Aim of the task:
In the material below, identify each line bearing the word "voltage". Reproduce those lines.

Given information:
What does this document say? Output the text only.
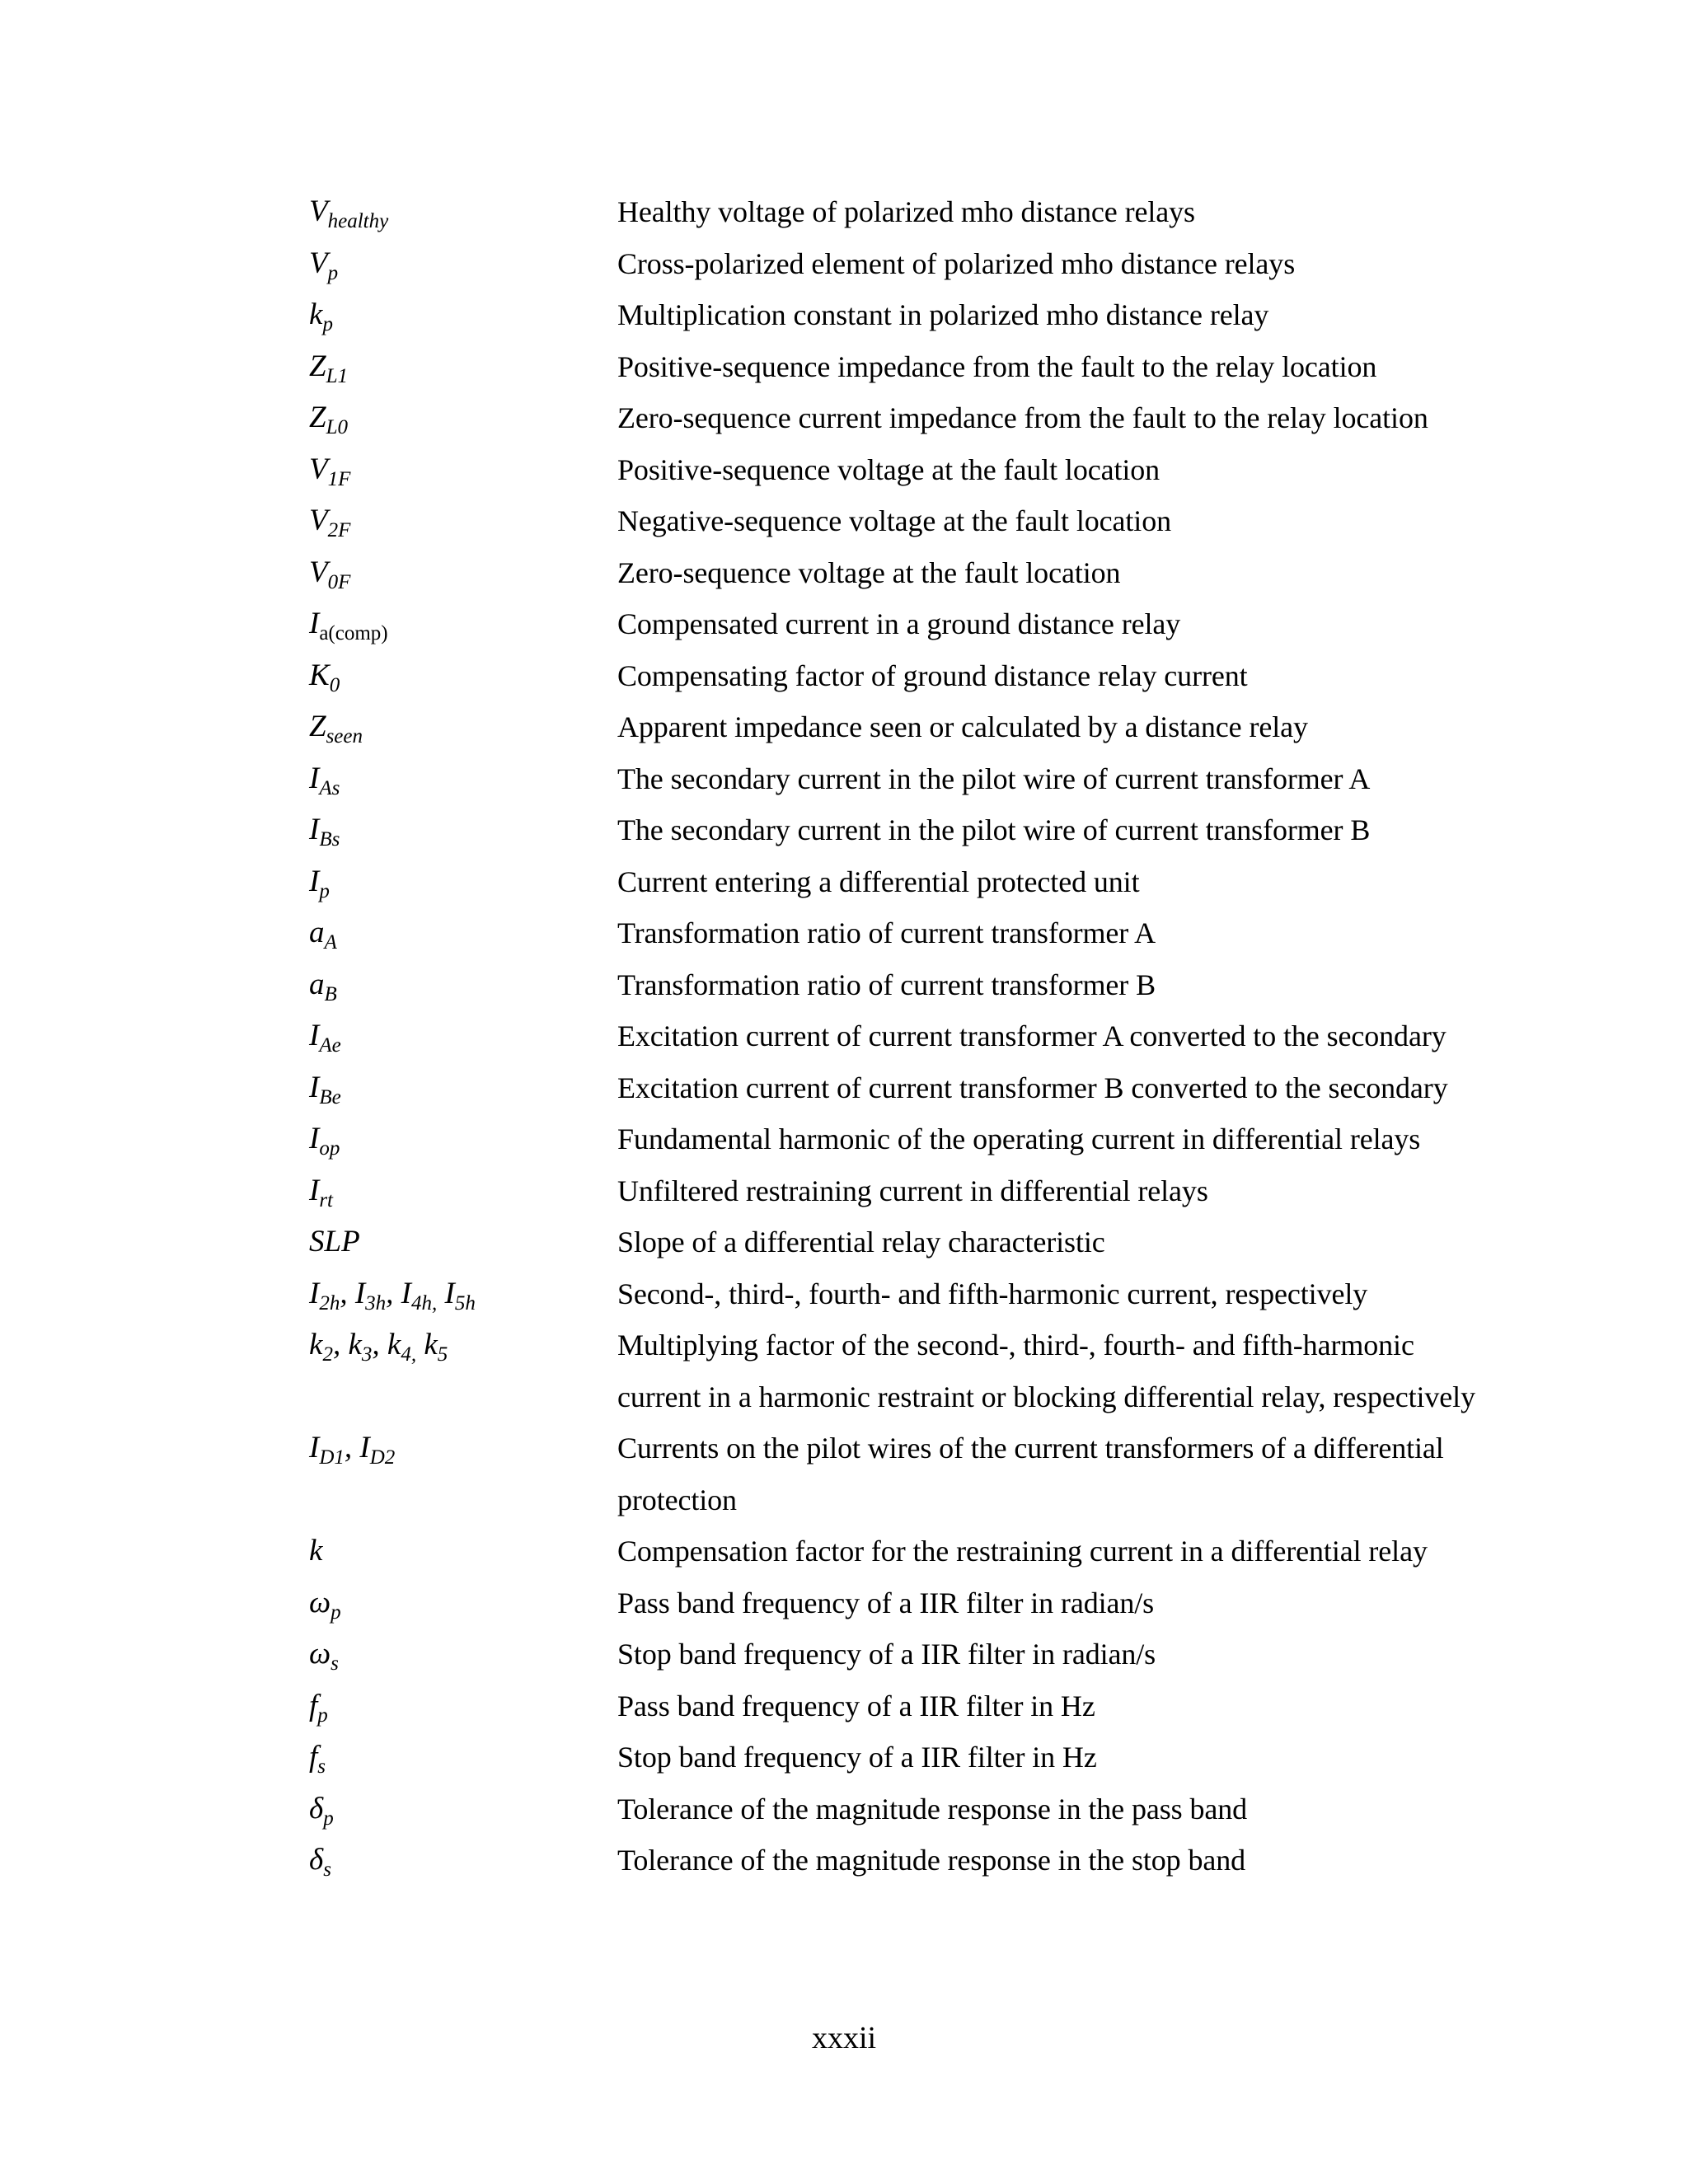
$V_{healthy}$	Healthy voltage of polarized mho distance relays
$V_p$	Cross-polarized element of polarized mho distance relays
$k_p$	Multiplication constant in polarized mho distance relay
$Z_{L1}$	Positive-sequence impedance from the fault to the relay location
$Z_{L0}$	Zero-sequence current impedance from the fault to the relay location
$V_{1F}$	Positive-sequence voltage at the fault location
$V_{2F}$	Negative-sequence voltage at the fault location
$V_{0F}$	Zero-sequence voltage at the fault location
$I_{a(comp)}$	Compensated current in a ground distance relay
$K_0$	Compensating factor of ground distance relay current
$Z_{seen}$	Apparent impedance seen or calculated by a distance relay
$I_{As}$	The secondary current in the pilot wire of current transformer A
$I_{Bs}$	The secondary current in the pilot wire of current transformer B
$I_p$	Current entering a differential protected unit
$a_A$	Transformation ratio of current transformer A
$a_B$	Transformation ratio of current transformer B
$I_{Ae}$	Excitation current of current transformer A converted to the secondary
$I_{Be}$	Excitation current of current transformer B converted to the secondary
$I_{op}$	Fundamental harmonic of the operating current in differential relays
$I_{rt}$	Unfiltered restraining current in differential relays
SLP	Slope of a differential relay characteristic
$I_{2h}$, $I_{3h}$, $I_{4h,}$ $I_{5h}$	Second-, third-, fourth- and fifth-harmonic current, respectively
$k_2$, $k_3$, $k_{4,}$ $k_5$	Multiplying factor of the second-, third-, fourth- and fifth-harmonic current in a harmonic restraint or blocking differential relay, respectively
$I_{D1}$, $I_{D2}$	Currents on the pilot wires of the current transformers of a differential protection
k	Compensation factor for the restraining current in a differential relay
$\omega_p$	Pass band frequency of a IIR filter in radian/s
$\omega_s$	Stop band frequency of a IIR filter in radian/s
$f_p$	Pass band frequency of a IIR filter in Hz
$f_s$	Stop band frequency of a IIR filter in Hz
$\delta_p$	Tolerance of the magnitude response in the pass band
$\delta_s$	Tolerance of the magnitude response in the stop band
xxxii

Complete output:
$V_{healthy}$	Healthy voltage of polarized mho distance relays
$V_{1F}$	Positive-sequence voltage at the fault location
$V_{2F}$	Negative-sequence voltage at the fault location
$V_{0F}$	Zero-sequence voltage at the fault location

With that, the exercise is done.